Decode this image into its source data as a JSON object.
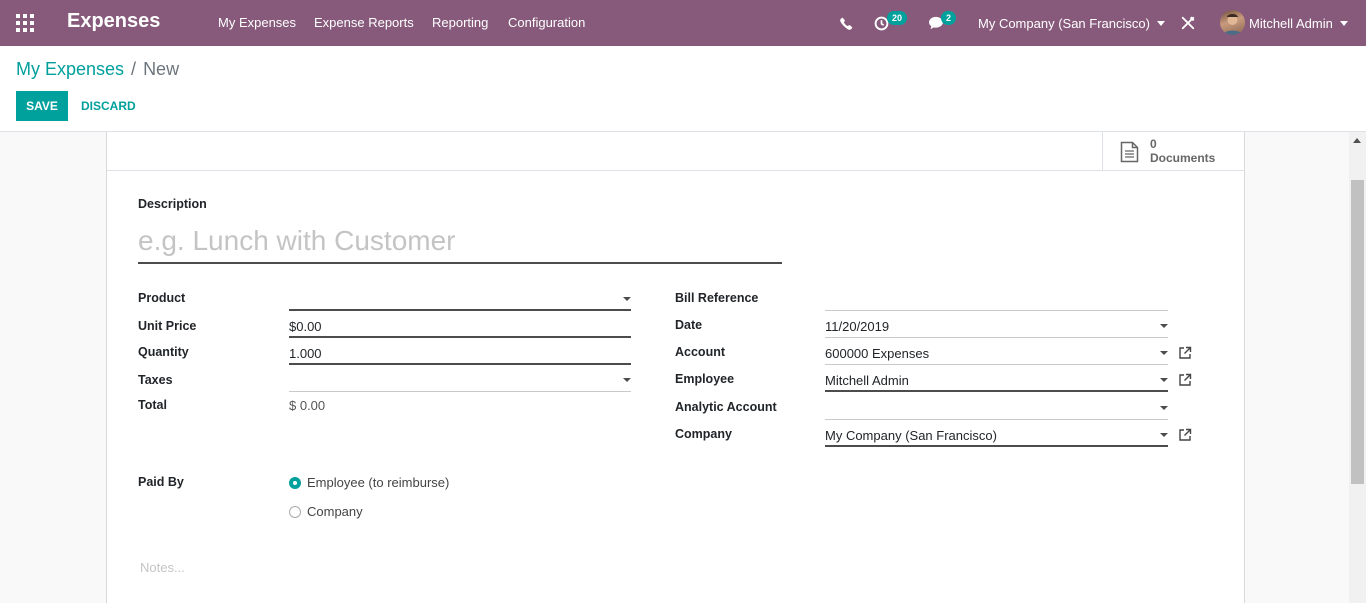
{
  "navbar": {
    "app_name": "Expenses",
    "menus": [
      "My Expenses",
      "Expense Reports",
      "Reporting",
      "Configuration"
    ],
    "activity_count": "20",
    "message_count": "2",
    "company": "My Company (San Francisco)",
    "user": "Mitchell Admin",
    "icons": [
      "apps-icon",
      "phone-icon",
      "activity-clock-icon",
      "chat-icon",
      "debug-tools-icon",
      "avatar"
    ]
  },
  "breadcrumb": {
    "parent": "My Expenses",
    "separator": "/",
    "current": "New"
  },
  "actions": {
    "save": "SAVE",
    "discard": "DISCARD"
  },
  "stat_button": {
    "value": "0",
    "label": "Documents",
    "icon": "document-icon"
  },
  "form": {
    "description_label": "Description",
    "description_placeholder": "e.g. Lunch with Customer",
    "left": {
      "product_label": "Product",
      "product_value": "",
      "unit_price_label": "Unit Price",
      "unit_price_value": "$0.00",
      "quantity_label": "Quantity",
      "quantity_value": "1.000",
      "taxes_label": "Taxes",
      "taxes_value": "",
      "total_label": "Total",
      "total_value": "$ 0.00"
    },
    "right": {
      "bill_reference_label": "Bill Reference",
      "bill_reference_value": "",
      "date_label": "Date",
      "date_value": "11/20/2019",
      "account_label": "Account",
      "account_value": "600000 Expenses",
      "employee_label": "Employee",
      "employee_value": "Mitchell Admin",
      "analytic_account_label": "Analytic Account",
      "analytic_account_value": "",
      "company_label": "Company",
      "company_value": "My Company (San Francisco)"
    },
    "paid_by_label": "Paid By",
    "paid_by_options": [
      "Employee (to reimburse)",
      "Company"
    ],
    "paid_by_selected": "Employee (to reimburse)",
    "notes_placeholder": "Notes..."
  },
  "colors": {
    "navbar": "#875A7B",
    "accent": "#00A09D"
  }
}
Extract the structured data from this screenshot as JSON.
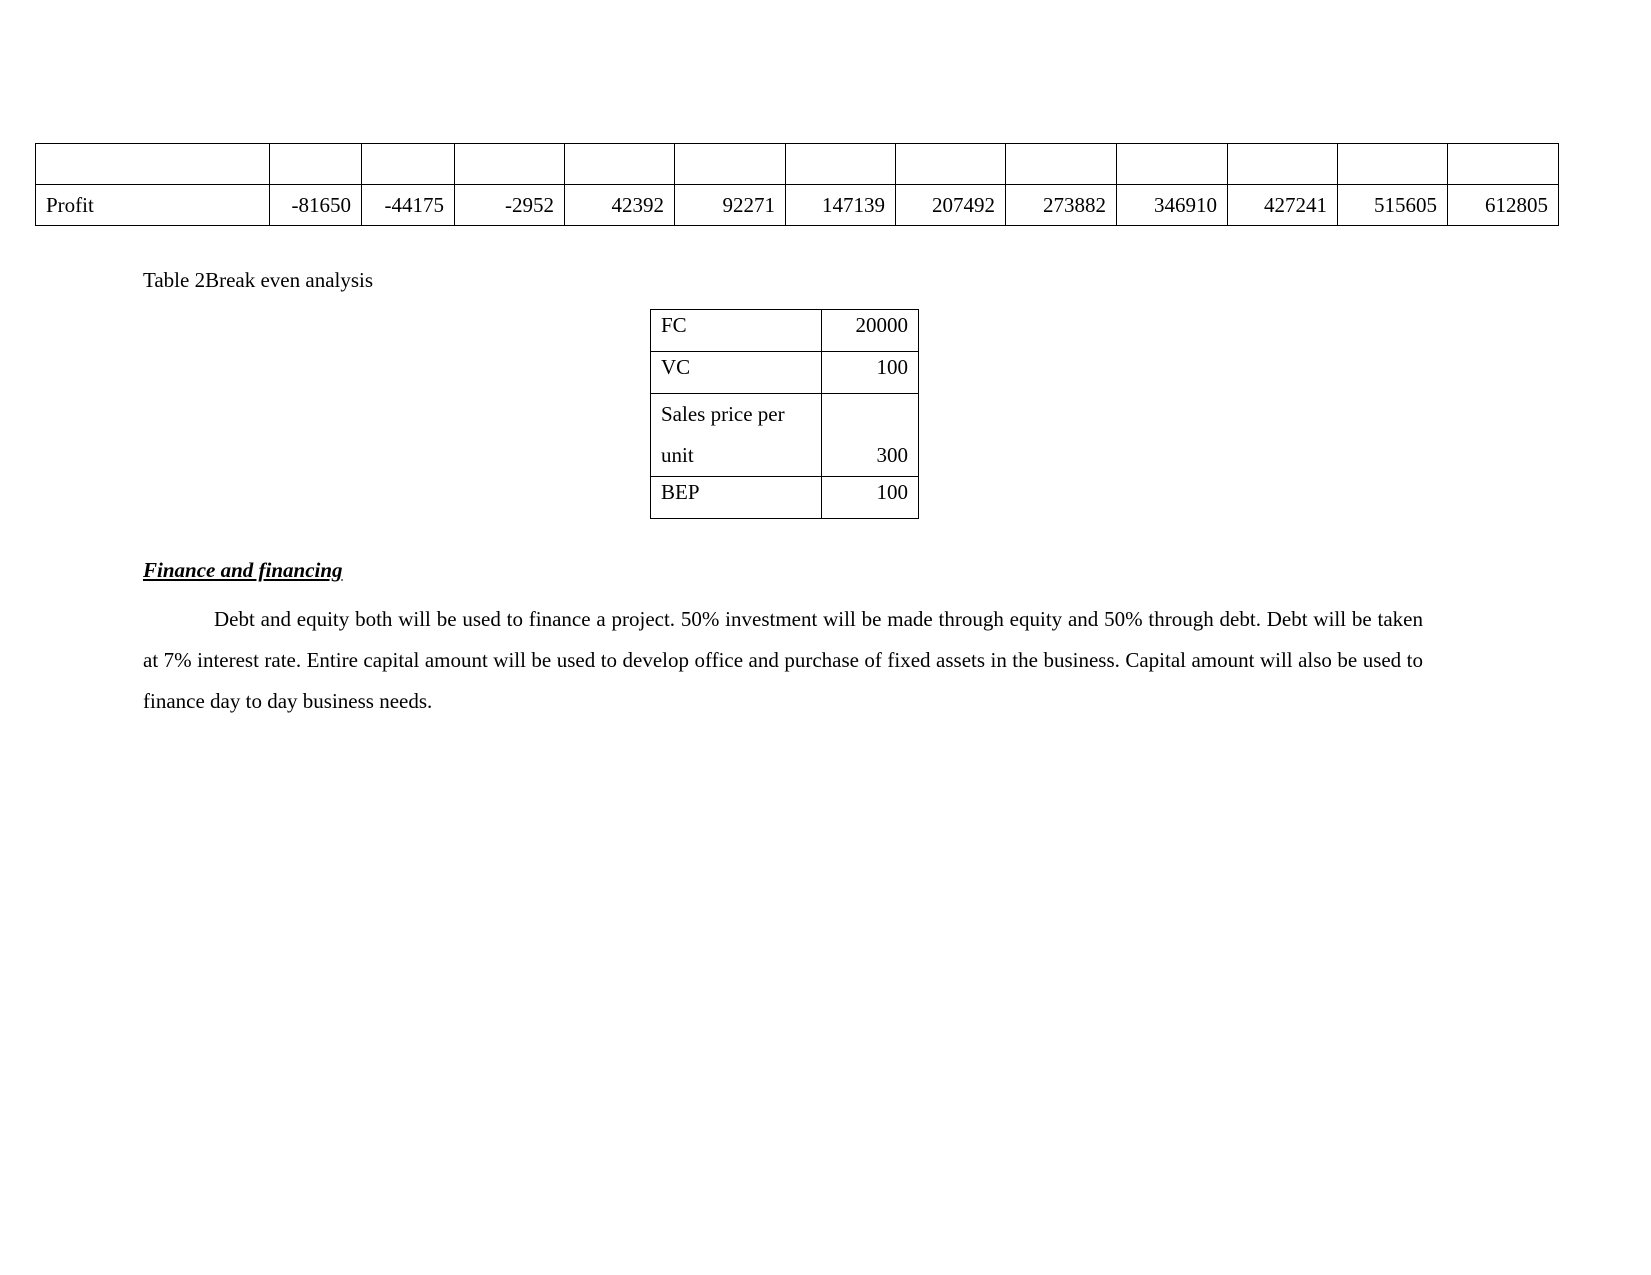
{
  "profit_table": {
    "header_row": [
      "",
      "",
      "",
      "",
      "",
      "",
      "",
      "",
      "",
      "",
      "",
      "",
      ""
    ],
    "profit_row": {
      "label": "Profit",
      "values": [
        "-81650",
        "-44175",
        "-2952",
        "42392",
        "92271",
        "147139",
        "207492",
        "273882",
        "346910",
        "427241",
        "515605",
        "612805"
      ]
    }
  },
  "bep_caption": "Table 2Break even analysis",
  "bep_table": [
    {
      "label": "FC",
      "value": "20000"
    },
    {
      "label": "VC",
      "value": "100"
    },
    {
      "label": "Sales price per unit",
      "value": "300"
    },
    {
      "label": "BEP",
      "value": "100"
    }
  ],
  "section": {
    "heading": "Finance and financing",
    "paragraph": "Debt and equity both will be used to finance a project. 50% investment will be made through equity and 50% through debt. Debt will be taken at 7% interest rate. Entire capital amount will be used to develop office and purchase of fixed assets in the business. Capital amount will also be used to finance day to day business needs."
  }
}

═══

> _Given task_:
Find the string "this" in the records, then copy each line where it occurs.

> _Output below_:
Decode this image into its source data as a JSON object.
Extract the structured data from this screenshot as JSON.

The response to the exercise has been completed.